_What the task asks_: Your job is to restate each entry word for word.

--- START OF Data ---

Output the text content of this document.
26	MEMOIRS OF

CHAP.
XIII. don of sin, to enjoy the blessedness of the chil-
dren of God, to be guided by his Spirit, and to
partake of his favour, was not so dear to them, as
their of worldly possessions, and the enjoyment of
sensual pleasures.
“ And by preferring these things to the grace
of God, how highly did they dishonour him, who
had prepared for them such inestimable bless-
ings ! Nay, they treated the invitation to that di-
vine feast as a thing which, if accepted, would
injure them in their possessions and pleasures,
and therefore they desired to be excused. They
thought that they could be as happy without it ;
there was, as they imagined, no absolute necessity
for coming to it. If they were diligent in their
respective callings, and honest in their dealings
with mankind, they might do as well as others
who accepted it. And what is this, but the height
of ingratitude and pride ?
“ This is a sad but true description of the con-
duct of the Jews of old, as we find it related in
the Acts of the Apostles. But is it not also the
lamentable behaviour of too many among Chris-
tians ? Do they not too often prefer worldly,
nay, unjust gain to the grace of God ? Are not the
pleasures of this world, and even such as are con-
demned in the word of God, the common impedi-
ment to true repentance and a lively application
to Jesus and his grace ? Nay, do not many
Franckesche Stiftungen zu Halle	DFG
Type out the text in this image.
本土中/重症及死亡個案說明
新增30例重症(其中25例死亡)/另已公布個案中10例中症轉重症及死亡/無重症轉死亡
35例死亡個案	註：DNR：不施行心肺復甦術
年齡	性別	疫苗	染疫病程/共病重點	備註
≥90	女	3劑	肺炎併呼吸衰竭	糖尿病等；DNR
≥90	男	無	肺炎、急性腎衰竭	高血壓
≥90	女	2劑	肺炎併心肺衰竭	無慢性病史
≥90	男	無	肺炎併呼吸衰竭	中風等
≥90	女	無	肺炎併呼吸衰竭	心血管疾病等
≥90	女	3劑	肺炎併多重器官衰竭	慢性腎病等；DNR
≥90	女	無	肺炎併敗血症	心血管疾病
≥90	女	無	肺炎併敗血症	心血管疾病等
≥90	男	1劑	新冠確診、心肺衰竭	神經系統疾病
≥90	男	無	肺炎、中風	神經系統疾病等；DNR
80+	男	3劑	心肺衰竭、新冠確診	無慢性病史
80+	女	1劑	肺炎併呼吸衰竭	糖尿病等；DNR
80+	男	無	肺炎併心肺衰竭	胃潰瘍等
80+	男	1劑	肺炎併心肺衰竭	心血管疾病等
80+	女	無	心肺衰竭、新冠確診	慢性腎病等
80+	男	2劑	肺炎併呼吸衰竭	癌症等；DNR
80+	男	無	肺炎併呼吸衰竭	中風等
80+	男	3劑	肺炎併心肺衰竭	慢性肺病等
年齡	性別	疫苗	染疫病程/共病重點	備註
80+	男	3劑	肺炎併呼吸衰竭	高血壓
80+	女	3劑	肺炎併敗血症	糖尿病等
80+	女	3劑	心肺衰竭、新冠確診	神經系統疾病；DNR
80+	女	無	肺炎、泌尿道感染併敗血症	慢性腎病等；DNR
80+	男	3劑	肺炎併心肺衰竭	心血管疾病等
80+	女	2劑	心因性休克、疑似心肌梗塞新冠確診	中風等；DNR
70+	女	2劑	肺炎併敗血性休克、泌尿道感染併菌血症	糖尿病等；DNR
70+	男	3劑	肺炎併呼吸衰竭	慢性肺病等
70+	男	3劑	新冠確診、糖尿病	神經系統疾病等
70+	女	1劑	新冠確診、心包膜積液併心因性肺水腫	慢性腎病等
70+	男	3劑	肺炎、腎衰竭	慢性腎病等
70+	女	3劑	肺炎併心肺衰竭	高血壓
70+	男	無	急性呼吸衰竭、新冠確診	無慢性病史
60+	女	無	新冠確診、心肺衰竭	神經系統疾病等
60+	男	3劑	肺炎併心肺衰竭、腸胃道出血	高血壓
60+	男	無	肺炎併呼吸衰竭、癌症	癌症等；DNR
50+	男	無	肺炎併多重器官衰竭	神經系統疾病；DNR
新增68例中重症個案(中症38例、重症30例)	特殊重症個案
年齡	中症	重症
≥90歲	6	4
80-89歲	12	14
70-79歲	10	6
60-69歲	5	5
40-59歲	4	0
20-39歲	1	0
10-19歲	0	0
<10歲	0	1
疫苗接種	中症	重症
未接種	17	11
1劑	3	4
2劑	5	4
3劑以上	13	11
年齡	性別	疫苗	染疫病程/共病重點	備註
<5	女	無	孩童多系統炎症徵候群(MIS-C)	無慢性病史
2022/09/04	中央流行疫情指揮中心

--- END OF Data ---

_Exercise answer_:
Output the text content of this document.
26	MEMOIRS OF

CHAP.
XIII. don of sin, to enjoy the blessedness of the chil-
dren of God, to be guided by his Spirit, and to
partake of his favour, was not so dear to them, as
their of worldly possessions, and the enjoyment of
sensual pleasures.
“ And by preferring these things to the grace
of God, how highly did they dishonour him, who
had prepared for them such inestimable bless-
ings ! Nay, they treated the invitation to that di-
vine feast as a thing which, if accepted, would
injure them in their possessions and pleasures,
and therefore they desired to be excused. They
thought that they could be as happy without it ;
there was, as they imagined, no absolute necessity
for coming to it. If they were diligent in their
respective callings, and honest in their dealings
with mankind, they might do as well as others
who accepted it. And what is this, but the height
of ingratitude and pride ?
“ This is a sad but true description of the con-
duct of the Jews of old, as we find it related in
the Acts of the Apostles. But is it not also the
lamentable behaviour of too many among Chris-
tians ? Do they not too often prefer worldly,
nay, unjust gain to the grace of God ? Are not the
pleasures of this world, and even such as are con-
demned in the word of God, the common impedi-
ment to true repentance and a lively application
to Jesus and his grace ? Nay, do not many
Franckesche Stiftungen zu Halle	DFG
Type out the text in this image.
本土中/重症及死亡個案說明
新增30例重症(其中25例死亡)/另已公布個案中10例中症轉重症及死亡/無重症轉死亡
35例死亡個案	註：DNR：不施行心肺復甦術
年齡	性別	疫苗	染疫病程/共病重點	備註
≥90	女	3劑	肺炎併呼吸衰竭	糖尿病等；DNR
≥90	男	無	肺炎、急性腎衰竭	高血壓
≥90	女	2劑	肺炎併心肺衰竭	無慢性病史
≥90	男	無	肺炎併呼吸衰竭	中風等
≥90	女	無	肺炎併呼吸衰竭	心血管疾病等
≥90	女	3劑	肺炎併多重器官衰竭	慢性腎病等；DNR
≥90	女	無	肺炎併敗血症	心血管疾病
≥90	女	無	肺炎併敗血症	心血管疾病等
≥90	男	1劑	新冠確診、心肺衰竭	神經系統疾病
≥90	男	無	肺炎、中風	神經系統疾病等；DNR
80+	男	3劑	心肺衰竭、新冠確診	無慢性病史
80+	女	1劑	肺炎併呼吸衰竭	糖尿病等；DNR
80+	男	無	肺炎併心肺衰竭	胃潰瘍等
80+	男	1劑	肺炎併心肺衰竭	心血管疾病等
80+	女	無	心肺衰竭、新冠確診	慢性腎病等
80+	男	2劑	肺炎併呼吸衰竭	癌症等；DNR
80+	男	無	肺炎併呼吸衰竭	中風等
80+	男	3劑	肺炎併心肺衰竭	慢性肺病等
年齡	性別	疫苗	染疫病程/共病重點	備註
80+	男	3劑	肺炎併呼吸衰竭	高血壓
80+	女	3劑	肺炎併敗血症	糖尿病等
80+	女	3劑	心肺衰竭、新冠確診	神經系統疾病；DNR
80+	女	無	肺炎、泌尿道感染併敗血症	慢性腎病等；DNR
80+	男	3劑	肺炎併心肺衰竭	心血管疾病等
80+	女	2劑	心因性休克、疑似心肌梗塞新冠確診	中風等；DNR
70+	女	2劑	肺炎併敗血性休克、泌尿道感染併菌血症	糖尿病等；DNR
70+	男	3劑	肺炎併呼吸衰竭	慢性肺病等
70+	男	3劑	新冠確診、糖尿病	神經系統疾病等
70+	女	1劑	新冠確診、心包膜積液併心因性肺水腫	慢性腎病等
70+	男	3劑	肺炎、腎衰竭	慢性腎病等
70+	女	3劑	肺炎併心肺衰竭	高血壓
70+	男	無	急性呼吸衰竭、新冠確診	無慢性病史
60+	女	無	新冠確診、心肺衰竭	神經系統疾病等
60+	男	3劑	肺炎併心肺衰竭、腸胃道出血	高血壓
60+	男	無	肺炎併呼吸衰竭、癌症	癌症等；DNR
50+	男	無	肺炎併多重器官衰竭	神經系統疾病；DNR
新增68例中重症個案(中症38例、重症30例)	特殊重症個案
年齡	中症	重症
≥90歲	6	4
80-89歲	12	14
70-79歲	10	6
60-69歲	5	5
40-59歲	4	0
20-39歲	1	0
10-19歲	0	0
<10歲	0	1
疫苗接種	中症	重症
未接種	17	11
1劑	3	4
2劑	5	4
3劑以上	13	11
年齡	性別	疫苗	染疫病程/共病重點	備註
<5	女	無	孩童多系統炎症徵候群(MIS-C)	無慢性病史
2022/09/04	中央流行疫情指揮中心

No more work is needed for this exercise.